ASSIGNMENT
Lines below that include the word "cancer" should each be copied.

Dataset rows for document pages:
□ □ □ □ □

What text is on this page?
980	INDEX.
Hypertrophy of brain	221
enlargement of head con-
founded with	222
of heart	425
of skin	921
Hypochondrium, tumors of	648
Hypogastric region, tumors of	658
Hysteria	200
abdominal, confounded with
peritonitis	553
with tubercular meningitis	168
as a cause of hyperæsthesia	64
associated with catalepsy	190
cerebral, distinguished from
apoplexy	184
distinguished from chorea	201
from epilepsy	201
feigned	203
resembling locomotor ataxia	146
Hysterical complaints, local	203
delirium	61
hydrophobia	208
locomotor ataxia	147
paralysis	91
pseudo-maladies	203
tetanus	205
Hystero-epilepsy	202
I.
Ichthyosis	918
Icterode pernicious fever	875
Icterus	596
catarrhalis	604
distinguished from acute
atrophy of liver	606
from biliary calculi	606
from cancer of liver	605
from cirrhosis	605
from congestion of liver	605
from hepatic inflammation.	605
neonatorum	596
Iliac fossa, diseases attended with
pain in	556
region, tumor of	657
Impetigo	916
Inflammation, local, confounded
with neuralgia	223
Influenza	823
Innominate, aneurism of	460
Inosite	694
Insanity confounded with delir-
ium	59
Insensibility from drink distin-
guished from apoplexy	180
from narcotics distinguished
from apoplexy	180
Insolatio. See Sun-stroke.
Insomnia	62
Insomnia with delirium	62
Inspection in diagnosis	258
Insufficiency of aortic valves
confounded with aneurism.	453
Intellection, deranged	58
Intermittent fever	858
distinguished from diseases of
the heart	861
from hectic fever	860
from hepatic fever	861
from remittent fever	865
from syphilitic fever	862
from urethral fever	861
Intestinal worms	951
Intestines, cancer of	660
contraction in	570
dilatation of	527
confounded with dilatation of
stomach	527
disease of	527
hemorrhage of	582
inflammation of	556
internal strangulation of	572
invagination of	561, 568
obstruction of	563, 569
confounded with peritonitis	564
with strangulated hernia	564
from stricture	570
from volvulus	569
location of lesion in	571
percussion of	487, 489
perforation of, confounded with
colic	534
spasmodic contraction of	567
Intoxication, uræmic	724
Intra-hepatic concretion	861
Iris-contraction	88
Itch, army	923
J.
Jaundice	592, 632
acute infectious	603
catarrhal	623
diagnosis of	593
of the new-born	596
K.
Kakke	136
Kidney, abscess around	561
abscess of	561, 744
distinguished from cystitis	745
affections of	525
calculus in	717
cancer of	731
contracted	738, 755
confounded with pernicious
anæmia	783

□ □ □ □ □

TASK RESPONSE
from cancer of liver	605
Intestines, cancer of	660
cancer of	731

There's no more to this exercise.